Input:

•••••

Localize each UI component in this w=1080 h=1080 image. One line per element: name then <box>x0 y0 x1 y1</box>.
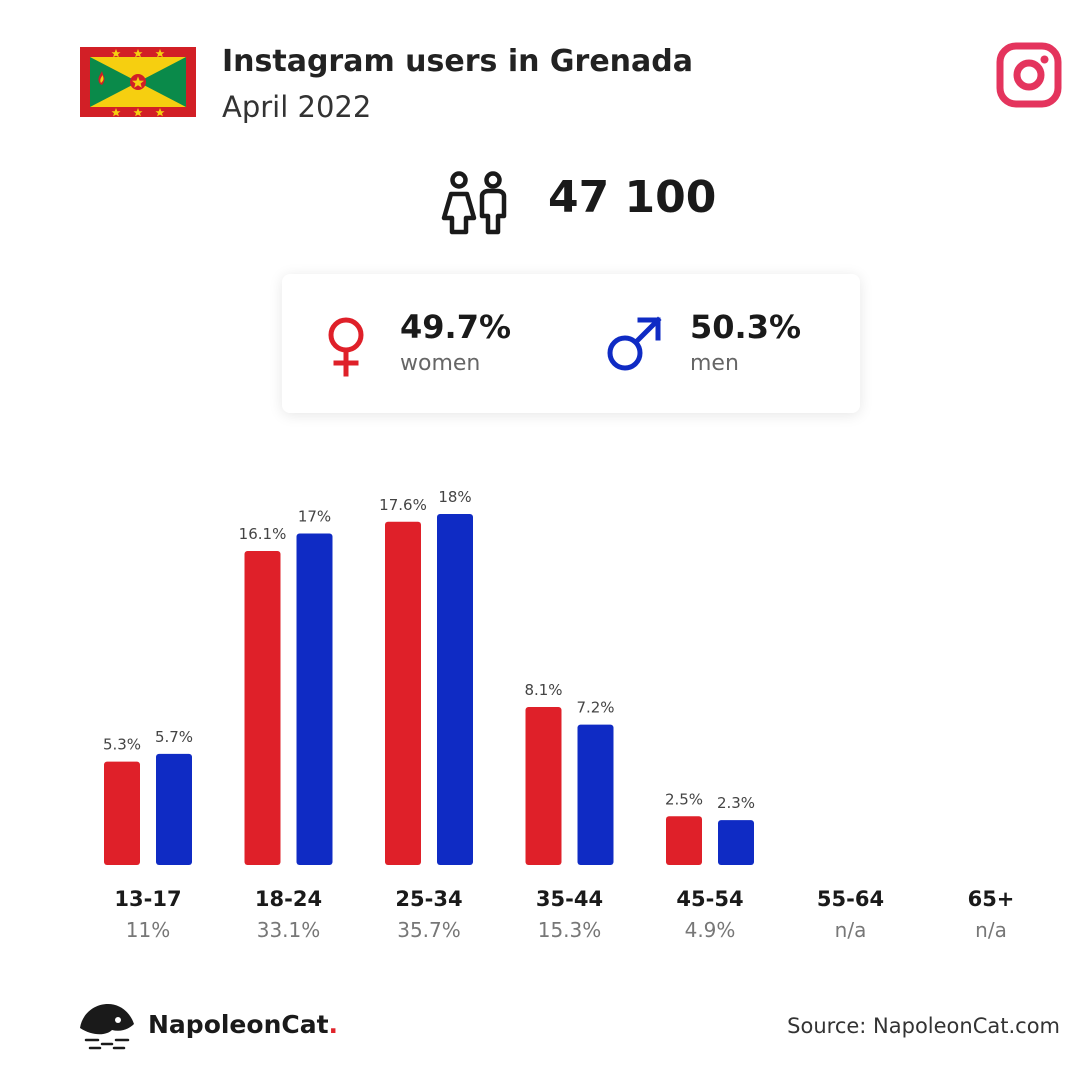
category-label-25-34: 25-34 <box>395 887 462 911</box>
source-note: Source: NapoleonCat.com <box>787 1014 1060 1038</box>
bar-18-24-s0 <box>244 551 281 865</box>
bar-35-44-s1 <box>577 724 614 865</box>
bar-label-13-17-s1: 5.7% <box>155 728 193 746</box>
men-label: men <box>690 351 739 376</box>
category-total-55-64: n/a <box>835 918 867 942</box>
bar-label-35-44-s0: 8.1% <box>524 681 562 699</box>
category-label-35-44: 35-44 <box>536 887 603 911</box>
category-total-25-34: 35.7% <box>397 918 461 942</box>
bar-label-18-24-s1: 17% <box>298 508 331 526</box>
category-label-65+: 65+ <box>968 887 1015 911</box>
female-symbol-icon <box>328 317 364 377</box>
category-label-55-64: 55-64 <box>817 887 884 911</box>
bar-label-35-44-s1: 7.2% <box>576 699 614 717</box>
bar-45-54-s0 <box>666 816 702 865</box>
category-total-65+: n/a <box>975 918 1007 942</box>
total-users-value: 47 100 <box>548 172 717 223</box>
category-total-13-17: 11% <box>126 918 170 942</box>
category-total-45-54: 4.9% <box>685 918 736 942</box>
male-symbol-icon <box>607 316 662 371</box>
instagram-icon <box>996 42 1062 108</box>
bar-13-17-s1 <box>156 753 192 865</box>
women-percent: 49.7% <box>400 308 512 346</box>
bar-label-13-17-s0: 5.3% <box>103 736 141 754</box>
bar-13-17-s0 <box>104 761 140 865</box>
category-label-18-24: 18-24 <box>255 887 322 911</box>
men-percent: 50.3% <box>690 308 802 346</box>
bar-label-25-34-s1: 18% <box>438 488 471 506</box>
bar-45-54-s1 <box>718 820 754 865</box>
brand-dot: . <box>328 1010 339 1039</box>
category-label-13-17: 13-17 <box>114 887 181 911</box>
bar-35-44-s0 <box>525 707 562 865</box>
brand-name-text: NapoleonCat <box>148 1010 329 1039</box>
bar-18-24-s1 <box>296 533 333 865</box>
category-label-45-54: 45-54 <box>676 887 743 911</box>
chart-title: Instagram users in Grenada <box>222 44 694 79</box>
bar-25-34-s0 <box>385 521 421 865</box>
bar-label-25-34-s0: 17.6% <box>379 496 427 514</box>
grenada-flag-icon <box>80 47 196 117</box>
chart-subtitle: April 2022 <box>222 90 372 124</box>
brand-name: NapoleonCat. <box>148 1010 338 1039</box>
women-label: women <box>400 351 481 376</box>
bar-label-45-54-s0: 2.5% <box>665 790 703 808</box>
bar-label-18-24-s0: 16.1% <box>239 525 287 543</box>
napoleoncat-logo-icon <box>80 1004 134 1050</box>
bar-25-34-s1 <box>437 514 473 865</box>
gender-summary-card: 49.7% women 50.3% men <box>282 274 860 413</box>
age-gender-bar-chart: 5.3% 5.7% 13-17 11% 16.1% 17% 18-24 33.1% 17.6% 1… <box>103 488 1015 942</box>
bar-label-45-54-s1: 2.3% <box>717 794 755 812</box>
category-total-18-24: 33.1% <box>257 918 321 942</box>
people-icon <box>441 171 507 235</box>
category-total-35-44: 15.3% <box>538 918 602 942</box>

•••••

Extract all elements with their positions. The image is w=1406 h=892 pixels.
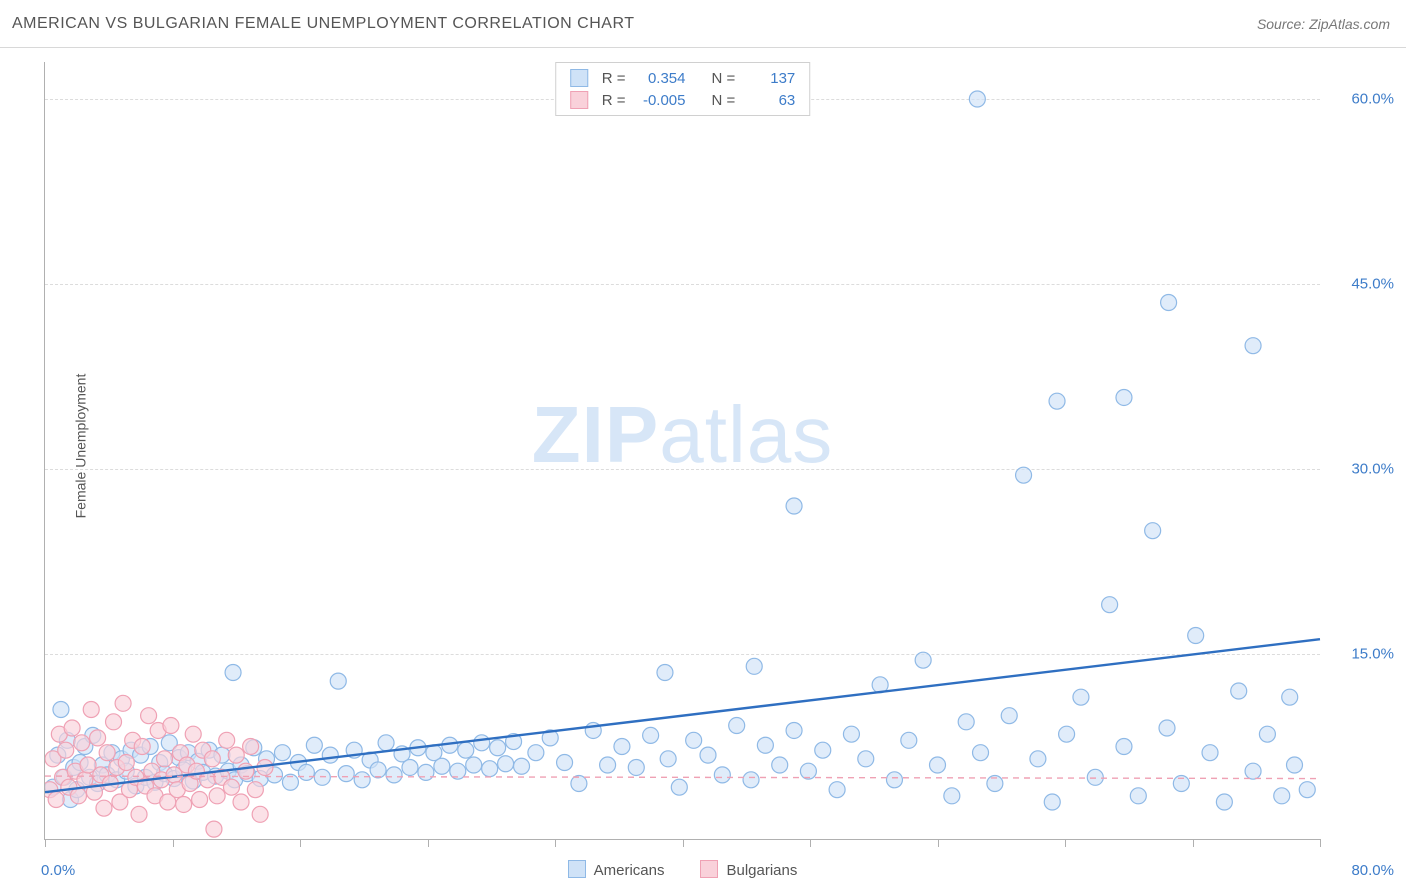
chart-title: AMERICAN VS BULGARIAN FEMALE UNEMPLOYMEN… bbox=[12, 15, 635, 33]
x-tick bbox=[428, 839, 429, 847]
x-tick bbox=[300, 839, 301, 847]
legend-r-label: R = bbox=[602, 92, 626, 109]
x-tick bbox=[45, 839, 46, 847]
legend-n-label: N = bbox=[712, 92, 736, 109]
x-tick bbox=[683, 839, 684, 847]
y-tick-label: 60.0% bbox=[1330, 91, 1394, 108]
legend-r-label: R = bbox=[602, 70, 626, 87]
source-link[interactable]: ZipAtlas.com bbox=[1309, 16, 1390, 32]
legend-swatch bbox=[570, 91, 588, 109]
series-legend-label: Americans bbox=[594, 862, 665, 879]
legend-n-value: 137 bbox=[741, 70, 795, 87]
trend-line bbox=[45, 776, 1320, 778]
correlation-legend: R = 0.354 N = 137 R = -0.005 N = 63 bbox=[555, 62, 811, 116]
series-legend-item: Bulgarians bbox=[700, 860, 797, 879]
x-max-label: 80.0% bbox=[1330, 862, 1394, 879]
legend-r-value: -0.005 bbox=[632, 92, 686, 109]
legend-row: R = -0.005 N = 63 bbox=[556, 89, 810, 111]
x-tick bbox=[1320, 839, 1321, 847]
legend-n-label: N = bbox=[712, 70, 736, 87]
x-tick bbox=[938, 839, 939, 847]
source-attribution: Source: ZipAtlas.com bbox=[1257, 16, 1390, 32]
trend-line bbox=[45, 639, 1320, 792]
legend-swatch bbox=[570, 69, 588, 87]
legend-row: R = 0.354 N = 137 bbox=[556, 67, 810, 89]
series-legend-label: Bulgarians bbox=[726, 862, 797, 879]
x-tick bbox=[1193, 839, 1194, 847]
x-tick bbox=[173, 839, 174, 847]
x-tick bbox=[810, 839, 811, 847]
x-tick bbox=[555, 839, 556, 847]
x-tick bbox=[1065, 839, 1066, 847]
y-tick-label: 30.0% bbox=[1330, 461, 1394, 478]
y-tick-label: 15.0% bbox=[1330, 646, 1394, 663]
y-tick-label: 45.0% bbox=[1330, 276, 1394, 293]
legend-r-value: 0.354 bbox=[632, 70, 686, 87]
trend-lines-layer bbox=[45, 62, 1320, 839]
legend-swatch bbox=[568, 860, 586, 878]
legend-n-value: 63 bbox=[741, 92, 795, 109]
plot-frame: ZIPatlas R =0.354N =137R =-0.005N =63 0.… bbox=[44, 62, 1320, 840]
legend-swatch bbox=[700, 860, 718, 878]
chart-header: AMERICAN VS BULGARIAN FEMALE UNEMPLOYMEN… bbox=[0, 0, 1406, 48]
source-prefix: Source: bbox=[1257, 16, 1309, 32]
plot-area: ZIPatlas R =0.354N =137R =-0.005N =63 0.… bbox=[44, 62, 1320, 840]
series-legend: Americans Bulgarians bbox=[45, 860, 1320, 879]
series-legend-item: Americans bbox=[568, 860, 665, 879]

•••••

What the exercise asks:
Quote the records verbatim, starting with the line that contains "category-label-25-34: 25-34 <box>395" and continuing through the line that contains "men-label: men <box>690 351 739 376</box>", both included.

Task solution:
category-label-25-34: 25-34 <box>395 887 462 911</box>
source-note: Source: NapoleonCat.com <box>787 1014 1060 1038</box>
bar-18-24-s0 <box>244 551 281 865</box>
bar-35-44-s1 <box>577 724 614 865</box>
bar-label-13-17-s1: 5.7% <box>155 728 193 746</box>
men-label: men <box>690 351 739 376</box>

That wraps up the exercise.